→ **OBJECTIVE**: In the records below, tally every line containing "JSON". Report only the total.

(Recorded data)
:::
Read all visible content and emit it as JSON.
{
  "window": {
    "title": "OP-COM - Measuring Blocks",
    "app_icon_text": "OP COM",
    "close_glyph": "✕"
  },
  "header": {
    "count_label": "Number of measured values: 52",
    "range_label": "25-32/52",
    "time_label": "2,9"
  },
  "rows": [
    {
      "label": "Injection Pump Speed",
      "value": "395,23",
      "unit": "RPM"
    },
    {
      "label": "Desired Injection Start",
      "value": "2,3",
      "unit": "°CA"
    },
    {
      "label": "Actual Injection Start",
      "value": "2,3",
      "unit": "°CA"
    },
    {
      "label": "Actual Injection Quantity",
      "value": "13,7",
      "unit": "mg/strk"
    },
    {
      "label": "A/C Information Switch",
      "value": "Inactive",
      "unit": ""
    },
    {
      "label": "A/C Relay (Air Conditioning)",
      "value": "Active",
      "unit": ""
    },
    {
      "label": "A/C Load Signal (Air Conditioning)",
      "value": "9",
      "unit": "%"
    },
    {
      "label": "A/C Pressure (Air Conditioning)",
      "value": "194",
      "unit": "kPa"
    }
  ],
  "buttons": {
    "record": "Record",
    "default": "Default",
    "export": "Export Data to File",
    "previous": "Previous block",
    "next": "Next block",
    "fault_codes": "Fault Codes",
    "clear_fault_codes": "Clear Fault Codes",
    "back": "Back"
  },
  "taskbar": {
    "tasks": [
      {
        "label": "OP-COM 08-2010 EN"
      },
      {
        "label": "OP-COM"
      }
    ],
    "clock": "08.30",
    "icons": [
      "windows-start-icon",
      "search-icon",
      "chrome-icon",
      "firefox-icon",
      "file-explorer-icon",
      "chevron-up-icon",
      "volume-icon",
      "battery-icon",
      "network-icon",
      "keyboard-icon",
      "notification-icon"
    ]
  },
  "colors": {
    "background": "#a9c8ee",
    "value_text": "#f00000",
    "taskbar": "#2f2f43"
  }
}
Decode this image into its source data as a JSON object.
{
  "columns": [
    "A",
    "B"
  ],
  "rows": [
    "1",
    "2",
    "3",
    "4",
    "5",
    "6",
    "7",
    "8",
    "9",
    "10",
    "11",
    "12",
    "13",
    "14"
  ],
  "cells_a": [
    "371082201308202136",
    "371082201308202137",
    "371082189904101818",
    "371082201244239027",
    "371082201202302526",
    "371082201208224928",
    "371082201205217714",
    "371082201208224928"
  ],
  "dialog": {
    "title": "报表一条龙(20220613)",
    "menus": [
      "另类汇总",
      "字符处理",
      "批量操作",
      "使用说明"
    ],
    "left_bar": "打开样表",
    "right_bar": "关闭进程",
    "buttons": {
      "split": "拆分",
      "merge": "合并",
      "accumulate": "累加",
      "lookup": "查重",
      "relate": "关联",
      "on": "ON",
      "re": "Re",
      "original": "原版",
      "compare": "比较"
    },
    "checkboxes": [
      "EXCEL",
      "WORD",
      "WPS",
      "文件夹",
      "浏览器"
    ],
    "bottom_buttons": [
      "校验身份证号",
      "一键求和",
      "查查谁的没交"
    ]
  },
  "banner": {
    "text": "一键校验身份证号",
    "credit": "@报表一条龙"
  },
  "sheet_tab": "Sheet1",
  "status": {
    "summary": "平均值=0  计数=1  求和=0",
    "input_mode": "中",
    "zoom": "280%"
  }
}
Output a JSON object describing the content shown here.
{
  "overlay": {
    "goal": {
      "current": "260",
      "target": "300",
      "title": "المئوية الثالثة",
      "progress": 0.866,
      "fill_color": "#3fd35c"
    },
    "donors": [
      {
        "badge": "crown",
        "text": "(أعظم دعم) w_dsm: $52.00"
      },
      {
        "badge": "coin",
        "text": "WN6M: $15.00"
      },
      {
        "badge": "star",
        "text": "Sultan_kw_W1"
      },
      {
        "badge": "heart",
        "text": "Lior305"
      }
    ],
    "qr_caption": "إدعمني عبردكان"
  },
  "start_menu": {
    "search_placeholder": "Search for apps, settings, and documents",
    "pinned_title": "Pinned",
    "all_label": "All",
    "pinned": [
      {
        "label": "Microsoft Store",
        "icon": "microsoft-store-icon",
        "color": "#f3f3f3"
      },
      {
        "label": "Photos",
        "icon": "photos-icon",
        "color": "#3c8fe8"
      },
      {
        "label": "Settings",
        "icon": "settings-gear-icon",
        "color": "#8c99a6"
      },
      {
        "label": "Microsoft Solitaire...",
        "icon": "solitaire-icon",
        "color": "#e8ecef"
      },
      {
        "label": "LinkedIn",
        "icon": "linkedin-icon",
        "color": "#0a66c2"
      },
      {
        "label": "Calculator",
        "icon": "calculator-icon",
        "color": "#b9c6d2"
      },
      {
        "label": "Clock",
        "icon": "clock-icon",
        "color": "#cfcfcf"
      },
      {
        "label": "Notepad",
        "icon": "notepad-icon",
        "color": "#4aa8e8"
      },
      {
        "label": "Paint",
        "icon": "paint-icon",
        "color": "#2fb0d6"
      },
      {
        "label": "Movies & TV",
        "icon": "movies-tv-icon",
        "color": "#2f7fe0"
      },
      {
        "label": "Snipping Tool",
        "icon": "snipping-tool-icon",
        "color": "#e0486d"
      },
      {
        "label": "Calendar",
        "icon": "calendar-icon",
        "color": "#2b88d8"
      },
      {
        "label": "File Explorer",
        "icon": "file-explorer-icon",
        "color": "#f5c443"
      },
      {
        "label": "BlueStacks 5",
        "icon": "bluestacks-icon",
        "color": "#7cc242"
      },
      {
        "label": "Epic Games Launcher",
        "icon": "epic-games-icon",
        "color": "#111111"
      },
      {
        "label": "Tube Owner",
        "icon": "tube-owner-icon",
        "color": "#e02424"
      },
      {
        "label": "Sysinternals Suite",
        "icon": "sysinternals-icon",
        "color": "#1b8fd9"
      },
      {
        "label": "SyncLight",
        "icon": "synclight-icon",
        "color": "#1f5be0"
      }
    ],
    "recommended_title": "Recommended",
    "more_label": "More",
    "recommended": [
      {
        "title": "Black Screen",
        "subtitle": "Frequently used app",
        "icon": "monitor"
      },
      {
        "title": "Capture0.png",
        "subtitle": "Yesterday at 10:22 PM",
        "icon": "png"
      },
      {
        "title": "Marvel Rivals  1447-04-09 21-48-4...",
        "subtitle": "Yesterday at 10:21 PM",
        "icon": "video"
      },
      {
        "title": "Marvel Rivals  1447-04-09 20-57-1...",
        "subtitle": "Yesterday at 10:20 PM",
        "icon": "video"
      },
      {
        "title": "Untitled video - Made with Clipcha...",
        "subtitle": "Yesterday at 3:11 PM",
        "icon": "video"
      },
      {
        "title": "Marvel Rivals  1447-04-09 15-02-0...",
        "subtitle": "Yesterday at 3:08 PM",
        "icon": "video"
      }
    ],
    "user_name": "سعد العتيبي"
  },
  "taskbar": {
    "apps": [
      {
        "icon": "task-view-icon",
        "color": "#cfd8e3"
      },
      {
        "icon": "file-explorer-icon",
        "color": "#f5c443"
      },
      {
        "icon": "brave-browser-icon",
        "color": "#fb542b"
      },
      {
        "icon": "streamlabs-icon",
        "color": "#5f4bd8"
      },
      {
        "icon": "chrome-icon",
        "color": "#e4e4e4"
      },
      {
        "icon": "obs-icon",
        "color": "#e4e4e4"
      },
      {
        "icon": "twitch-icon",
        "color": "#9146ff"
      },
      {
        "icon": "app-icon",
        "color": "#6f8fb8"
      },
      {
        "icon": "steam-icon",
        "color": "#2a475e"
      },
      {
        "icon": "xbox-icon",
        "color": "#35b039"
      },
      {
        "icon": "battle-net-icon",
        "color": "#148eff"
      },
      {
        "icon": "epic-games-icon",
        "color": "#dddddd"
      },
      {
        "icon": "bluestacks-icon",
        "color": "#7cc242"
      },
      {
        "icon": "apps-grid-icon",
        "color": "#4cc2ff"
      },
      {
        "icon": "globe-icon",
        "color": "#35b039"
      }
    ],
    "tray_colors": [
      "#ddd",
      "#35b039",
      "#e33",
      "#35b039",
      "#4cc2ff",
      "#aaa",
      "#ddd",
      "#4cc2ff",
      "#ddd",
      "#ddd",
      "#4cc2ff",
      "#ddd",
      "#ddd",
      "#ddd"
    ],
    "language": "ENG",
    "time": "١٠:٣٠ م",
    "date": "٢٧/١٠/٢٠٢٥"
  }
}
:::
→ **OUTPUT FOR THIS TASK**: 3